(Task goal): Continue the excerpt on regional differences in Swedish sewage sludge management from the point where it ends.

------ Excerpt

Key finding: regional differences

An essential factor in the context of the application of the law, i.e., the role of law in practice, is the role of the decision-makers. In the most recent government inquiry on sludge management (SOU, 2020:3) it was suggested that the Swedish Environmental Protection Agency (SEPA) should have an increased responsibility and a coordinating role in the sludge management sector. Some respondents are however very critical of any influence given to the SEPA in fear of creating a top-heavy system with little actor influence.

No interviews with SEPA have been conducted within the framework of this study14. However, in e-mail correspondence SEPA describe the sludge issue as currently being in a vacuum, characterized by a lot of uncertainty, which is why the authority is reluctant to speculate on the issue. It is clear from our interviews that SEPA currently does not have great influence over the sludge treatment sector (this can be compared to the waste-sector in general where SEPA guidelines and guidance is ample). On the regional level, the knowledge and investments in sewage sludge management differ significantly between different County Administrative Boards (CABs). While all CABs are responsible for monitoring both wastewater treatment plants and their sludge management, the degree to which they are involved in these matters varies significantly. At some CABs there is a strong cooperation with WWTPs to improve sludge management and find sustainable solutions, whereas others, particularly in less populated regions, are not that specialized15.

The difference in engagement at the different CABs is not surprising given that different amounts of sludge are produced in different regions. If only a small amount of sludge is produced within the region, the need to find an outlet for the sludge is less, and hence there is a lesser need for a proactive CAB. As there are currently no general requirements on sludge quality, unless used in agriculture, CABs that do not oversee agricultural use are naturally less engaged in the issue. This nevertheless implies that the degree to which authorities (excluding municipalities) contribute to develop sludge management practices depend on administrative location. One respondent means that ‘in general, neither the review authority nor the supervisory authority is overly interested in regulating […] the use of sludge [WWTP 4]’. The quote specifically relates to the regulation of the utilization, rather than the treatment, of the sewage sludge. In part, this can probably be explained by lack of time and resources at the authorities where one respondent states: ‘[t]he way I perceive the situation of the [CABs] at the moment, is that there are certain parts of the legislation where they should […] function as a supervisory authority, but they do not have time to do that […] [t]here is too much to do for them [the CAB] in relation to how many people they have [Researcher 1]’. The perception on how the CABs handle the issue in practice is also diverging and one respondent states, when asked if there is any uncertainty regarding what is allowed, that:

Not when it comes to spreading sludge on arable land. But, different supervisory authorities have really strange things going on in my opinion. Where you are used to manure spreading, it does not have to be sewage sludge, like on Skåneslätten, there are no major obstacles. But if you try to spread the sludge elsewhere, e.g., in the Gothenburg region, then there will be problems with e.g., what precautions to take. It is, as I see it, not at the legislative level that the problems exist, but more how it is handled at the authority [WWTP 4].

This implies that it is partially a problem of applying the legislation as opposed to a problem with the content of the legislation, and one respondent goes so far as to claim that it is possible to make more stringent demands within the existing framework that would foster recirculation of resources to a higher degree:

National authorities, SEPA, CABs and municipalities in cases where they make demands on [activities due to] environment or health, […] have continued as if it were 1996. […] [w]e don't need to change any legislation […] there could be guidance […] regarding the cycle principle for how to set requirements for major environmentally hazardous activities and […] how to apply chapter 2 section 5 of the Environmental Code tomorrow [Consultant, Branch-organisation, Company 3].’

The lack of resources at Swedish authorities is a recurring theme also within Swedish media, not least when it comes to innovative, resource intensive and potentially environmentally hazardous industries (Arbetsgivarverket, 2020). It is thus not surprising to see that this opinion is mirrored in our results.

------------
------ Material

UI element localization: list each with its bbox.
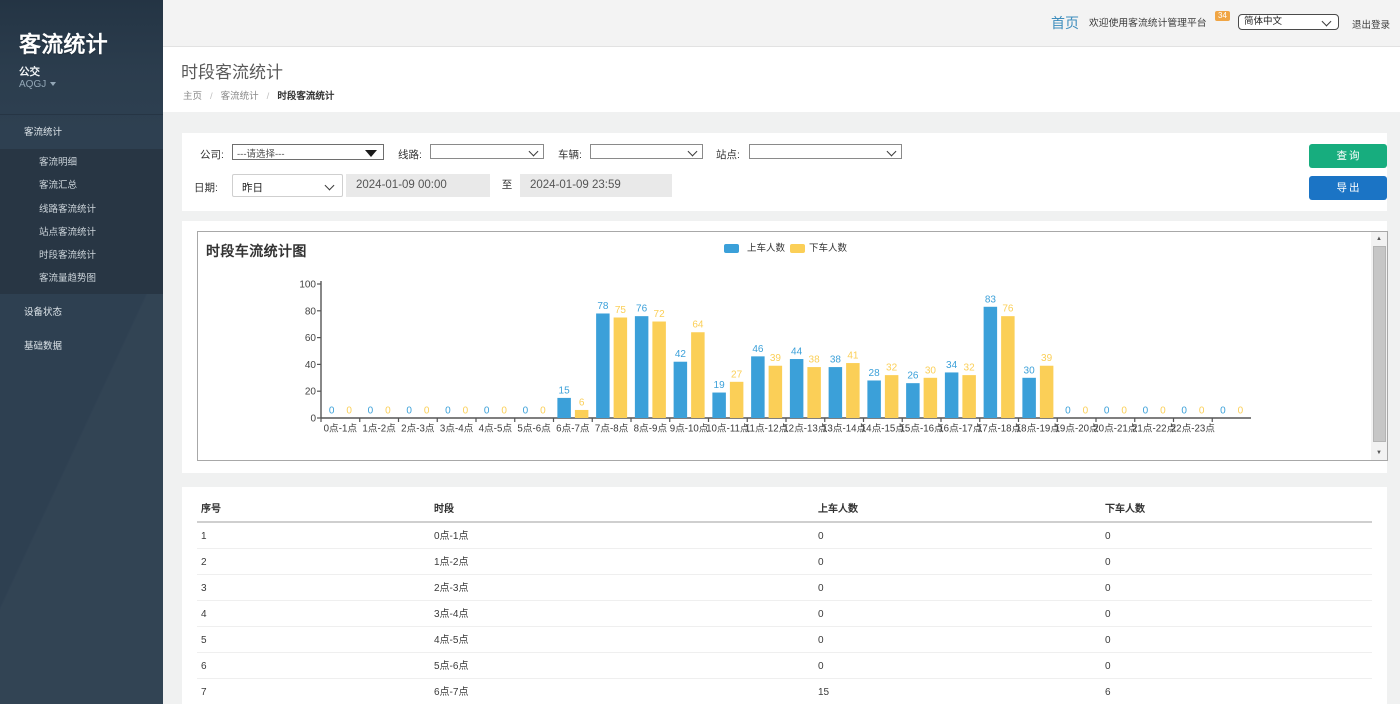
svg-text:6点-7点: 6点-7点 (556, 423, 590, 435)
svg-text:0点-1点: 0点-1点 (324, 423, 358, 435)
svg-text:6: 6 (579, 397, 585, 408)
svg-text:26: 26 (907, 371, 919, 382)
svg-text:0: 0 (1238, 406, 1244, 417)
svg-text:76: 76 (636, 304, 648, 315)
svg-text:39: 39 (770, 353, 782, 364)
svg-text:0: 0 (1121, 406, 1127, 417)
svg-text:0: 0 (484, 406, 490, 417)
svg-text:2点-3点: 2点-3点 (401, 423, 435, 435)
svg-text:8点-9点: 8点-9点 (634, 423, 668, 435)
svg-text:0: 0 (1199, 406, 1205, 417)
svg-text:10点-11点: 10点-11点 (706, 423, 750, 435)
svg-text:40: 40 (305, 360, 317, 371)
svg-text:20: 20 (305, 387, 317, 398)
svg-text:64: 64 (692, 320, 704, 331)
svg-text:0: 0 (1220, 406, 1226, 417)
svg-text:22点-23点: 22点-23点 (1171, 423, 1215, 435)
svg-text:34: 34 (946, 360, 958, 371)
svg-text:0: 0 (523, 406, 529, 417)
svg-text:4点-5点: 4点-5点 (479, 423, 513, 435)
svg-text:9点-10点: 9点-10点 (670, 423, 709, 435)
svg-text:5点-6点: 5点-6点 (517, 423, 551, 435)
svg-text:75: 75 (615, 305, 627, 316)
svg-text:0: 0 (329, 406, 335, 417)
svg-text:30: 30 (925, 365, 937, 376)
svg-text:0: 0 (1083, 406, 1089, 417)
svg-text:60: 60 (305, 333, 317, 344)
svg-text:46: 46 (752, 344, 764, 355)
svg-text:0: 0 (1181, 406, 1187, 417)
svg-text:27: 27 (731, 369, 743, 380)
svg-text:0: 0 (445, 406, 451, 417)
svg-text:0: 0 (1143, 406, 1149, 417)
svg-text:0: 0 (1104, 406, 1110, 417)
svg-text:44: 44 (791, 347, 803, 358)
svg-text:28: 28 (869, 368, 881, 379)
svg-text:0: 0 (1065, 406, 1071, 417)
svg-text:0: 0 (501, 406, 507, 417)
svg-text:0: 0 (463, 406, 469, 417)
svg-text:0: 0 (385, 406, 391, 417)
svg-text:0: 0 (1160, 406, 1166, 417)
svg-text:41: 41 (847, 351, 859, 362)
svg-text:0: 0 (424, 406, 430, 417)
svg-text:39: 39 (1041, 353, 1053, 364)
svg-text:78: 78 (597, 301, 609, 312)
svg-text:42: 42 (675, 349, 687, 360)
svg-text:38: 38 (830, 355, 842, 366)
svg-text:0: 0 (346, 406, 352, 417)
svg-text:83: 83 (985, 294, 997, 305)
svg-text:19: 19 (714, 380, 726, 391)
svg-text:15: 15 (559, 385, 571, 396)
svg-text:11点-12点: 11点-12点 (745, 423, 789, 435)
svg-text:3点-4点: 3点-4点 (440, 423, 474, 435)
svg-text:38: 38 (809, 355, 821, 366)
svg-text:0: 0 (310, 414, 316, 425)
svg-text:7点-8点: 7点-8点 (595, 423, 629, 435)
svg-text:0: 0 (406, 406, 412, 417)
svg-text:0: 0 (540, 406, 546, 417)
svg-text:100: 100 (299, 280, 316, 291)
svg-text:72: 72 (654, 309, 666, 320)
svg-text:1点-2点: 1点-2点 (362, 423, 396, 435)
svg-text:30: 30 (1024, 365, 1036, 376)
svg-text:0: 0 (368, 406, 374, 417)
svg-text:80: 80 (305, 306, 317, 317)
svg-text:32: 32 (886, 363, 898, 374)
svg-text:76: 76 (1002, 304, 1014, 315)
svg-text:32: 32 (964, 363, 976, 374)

------------
------ Material

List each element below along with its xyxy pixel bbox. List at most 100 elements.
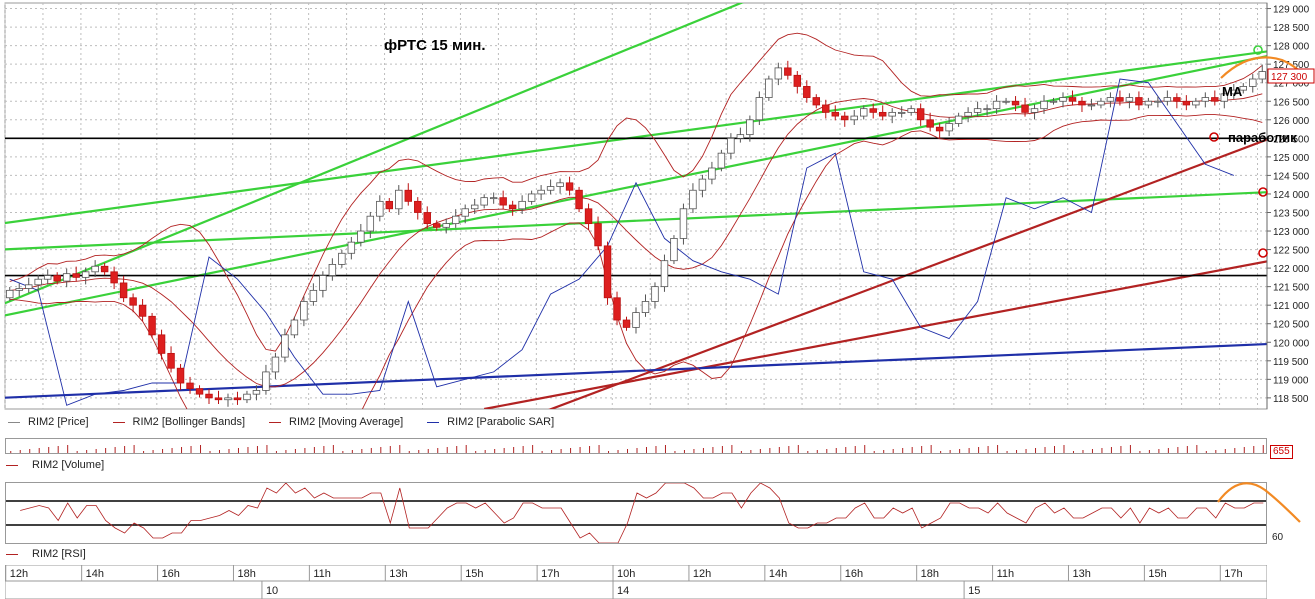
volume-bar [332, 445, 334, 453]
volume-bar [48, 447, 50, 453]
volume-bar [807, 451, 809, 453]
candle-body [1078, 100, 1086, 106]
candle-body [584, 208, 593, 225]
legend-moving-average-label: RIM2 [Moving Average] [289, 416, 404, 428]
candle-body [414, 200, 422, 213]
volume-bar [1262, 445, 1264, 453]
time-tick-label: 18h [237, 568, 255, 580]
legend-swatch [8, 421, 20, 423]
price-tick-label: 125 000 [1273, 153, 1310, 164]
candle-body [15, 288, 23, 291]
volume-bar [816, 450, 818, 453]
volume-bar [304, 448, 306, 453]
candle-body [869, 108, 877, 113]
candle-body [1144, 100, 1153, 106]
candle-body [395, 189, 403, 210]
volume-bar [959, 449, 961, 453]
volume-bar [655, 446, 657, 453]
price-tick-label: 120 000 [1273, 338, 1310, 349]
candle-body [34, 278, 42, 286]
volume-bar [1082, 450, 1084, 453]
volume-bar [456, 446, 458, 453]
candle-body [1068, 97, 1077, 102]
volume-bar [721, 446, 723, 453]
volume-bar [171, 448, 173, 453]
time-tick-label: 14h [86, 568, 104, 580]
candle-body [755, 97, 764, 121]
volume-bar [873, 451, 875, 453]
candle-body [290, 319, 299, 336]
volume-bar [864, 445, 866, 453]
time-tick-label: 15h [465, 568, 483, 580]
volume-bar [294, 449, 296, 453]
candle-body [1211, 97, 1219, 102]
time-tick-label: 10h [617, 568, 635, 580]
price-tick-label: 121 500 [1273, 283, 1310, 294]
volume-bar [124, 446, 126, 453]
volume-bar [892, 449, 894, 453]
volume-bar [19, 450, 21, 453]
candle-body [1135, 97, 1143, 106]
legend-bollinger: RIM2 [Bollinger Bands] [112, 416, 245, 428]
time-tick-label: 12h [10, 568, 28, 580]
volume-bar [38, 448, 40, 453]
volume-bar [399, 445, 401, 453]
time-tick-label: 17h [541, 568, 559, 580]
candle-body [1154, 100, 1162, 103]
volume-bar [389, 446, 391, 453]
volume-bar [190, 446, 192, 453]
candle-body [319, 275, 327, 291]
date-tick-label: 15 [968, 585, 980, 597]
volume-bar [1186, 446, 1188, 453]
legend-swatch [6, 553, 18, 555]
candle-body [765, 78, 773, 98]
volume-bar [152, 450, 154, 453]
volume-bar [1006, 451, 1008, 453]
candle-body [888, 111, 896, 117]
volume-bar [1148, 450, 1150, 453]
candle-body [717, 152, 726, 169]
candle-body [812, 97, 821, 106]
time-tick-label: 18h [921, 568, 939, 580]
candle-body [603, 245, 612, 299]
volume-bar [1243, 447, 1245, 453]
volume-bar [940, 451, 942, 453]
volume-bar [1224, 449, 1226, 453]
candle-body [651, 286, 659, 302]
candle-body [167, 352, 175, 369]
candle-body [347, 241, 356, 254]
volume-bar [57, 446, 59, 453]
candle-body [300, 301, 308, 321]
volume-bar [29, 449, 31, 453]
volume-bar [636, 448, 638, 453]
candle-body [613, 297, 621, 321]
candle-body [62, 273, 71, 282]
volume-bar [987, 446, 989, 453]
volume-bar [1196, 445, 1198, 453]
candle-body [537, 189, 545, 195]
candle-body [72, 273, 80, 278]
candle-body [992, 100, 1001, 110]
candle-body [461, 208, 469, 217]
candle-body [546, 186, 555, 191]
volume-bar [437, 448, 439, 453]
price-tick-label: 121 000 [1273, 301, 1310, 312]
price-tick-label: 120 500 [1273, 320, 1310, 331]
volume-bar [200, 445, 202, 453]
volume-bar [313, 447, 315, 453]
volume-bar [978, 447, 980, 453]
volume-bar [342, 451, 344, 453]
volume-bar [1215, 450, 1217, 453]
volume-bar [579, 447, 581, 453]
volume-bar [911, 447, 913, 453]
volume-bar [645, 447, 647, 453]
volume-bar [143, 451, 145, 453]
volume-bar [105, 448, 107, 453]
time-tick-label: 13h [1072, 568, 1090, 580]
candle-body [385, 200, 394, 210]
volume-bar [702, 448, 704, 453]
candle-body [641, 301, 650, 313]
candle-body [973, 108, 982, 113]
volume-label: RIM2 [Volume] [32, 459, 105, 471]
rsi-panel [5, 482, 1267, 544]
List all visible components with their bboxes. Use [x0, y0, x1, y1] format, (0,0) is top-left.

------------
------ Material

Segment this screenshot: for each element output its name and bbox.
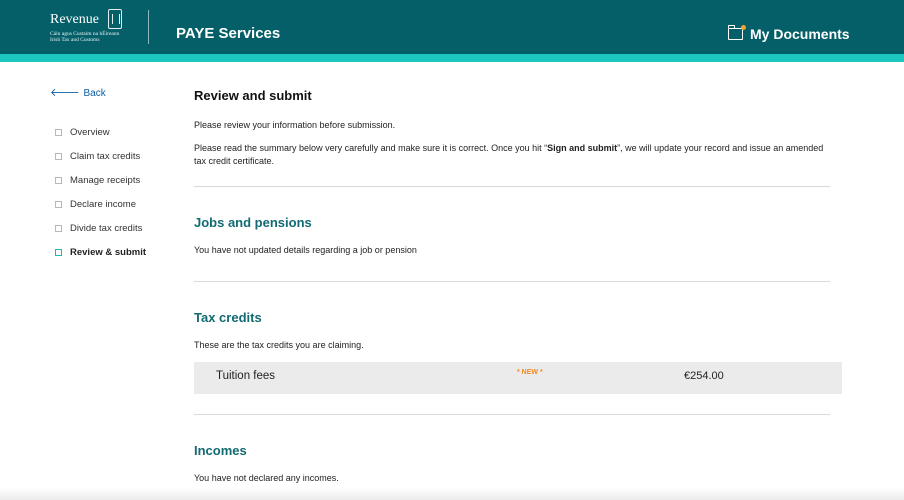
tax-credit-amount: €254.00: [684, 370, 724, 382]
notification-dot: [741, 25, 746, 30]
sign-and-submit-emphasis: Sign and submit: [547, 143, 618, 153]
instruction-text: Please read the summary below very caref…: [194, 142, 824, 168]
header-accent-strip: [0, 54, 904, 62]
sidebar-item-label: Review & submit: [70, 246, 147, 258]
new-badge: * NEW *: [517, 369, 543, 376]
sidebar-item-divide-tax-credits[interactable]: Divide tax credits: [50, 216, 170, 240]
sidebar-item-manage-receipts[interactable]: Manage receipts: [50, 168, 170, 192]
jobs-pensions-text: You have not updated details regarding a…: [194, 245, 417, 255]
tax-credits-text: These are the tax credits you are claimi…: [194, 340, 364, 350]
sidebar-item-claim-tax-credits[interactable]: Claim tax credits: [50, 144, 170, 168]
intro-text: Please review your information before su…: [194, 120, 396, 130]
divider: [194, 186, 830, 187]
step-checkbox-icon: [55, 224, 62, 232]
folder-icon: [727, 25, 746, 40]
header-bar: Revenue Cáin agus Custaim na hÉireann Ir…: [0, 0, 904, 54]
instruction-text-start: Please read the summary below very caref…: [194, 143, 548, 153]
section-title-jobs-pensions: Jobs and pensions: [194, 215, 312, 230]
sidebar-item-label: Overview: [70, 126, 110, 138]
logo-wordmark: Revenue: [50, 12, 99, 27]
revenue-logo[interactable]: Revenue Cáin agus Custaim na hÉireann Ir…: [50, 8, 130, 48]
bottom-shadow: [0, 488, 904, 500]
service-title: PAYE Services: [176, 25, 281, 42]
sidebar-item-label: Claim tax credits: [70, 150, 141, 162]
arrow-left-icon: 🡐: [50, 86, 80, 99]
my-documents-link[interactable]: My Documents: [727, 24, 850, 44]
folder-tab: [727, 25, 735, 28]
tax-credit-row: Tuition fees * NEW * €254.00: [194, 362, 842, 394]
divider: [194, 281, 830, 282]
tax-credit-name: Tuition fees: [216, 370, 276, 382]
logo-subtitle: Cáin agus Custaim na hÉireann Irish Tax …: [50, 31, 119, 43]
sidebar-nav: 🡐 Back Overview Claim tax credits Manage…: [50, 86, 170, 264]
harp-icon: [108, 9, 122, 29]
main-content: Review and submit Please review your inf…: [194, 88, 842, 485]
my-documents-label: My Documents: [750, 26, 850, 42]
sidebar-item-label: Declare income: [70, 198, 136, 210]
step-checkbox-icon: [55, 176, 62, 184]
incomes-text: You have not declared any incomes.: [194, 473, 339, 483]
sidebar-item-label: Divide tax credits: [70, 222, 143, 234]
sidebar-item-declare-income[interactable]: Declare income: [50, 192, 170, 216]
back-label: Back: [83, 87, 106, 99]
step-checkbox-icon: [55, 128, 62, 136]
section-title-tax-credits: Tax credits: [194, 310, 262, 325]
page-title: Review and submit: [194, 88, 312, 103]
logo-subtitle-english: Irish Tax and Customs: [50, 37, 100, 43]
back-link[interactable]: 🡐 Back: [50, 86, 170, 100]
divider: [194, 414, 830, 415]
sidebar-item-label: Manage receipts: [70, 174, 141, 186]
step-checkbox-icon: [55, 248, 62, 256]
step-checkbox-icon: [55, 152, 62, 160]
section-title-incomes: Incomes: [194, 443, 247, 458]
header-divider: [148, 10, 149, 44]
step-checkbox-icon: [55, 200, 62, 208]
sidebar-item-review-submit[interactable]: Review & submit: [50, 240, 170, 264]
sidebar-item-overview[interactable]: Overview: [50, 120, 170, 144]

------------

(Result for this task):
It is not only the authorities' involvement that reflects the strong regional differences in the field of sewage sludge management, but also that of the actors. As Sweden is a country with large differences in population density as well as in the availability of arable farmland, both sewage sludge production and utilization in agriculture differ considerably between regions. This is particularly important as it implies that most ‘one-size-fits-all’ solutions will fail to properly account for regional differences. In addition, there are differences in the public acceptance of sludge utilization in agriculture within the country. Whereas the region of Västra Götaland faces protests against land applications of sewage sludge, there are far fewer controversies surrounding this in the east and south. According to some respondents, this has a historical background, while others mean that more public acceptance is partly a result of an ongoing dialogue with the public and other involved actors; a dialogue which was proactively established to gain public acceptance.

What is the path forward?

While several issues highlighted above are seen as potential issues within sludge management in Sweden by our respondents, the sludge is still as a rule becoming cleaner. One respondent [Government Authority 3] attributes this to the culture within the Swedish sewage sector and that there is an inherent driver amongst the employees at the WWTPs to produce the best possible product (i.e., clean water and clean sludge).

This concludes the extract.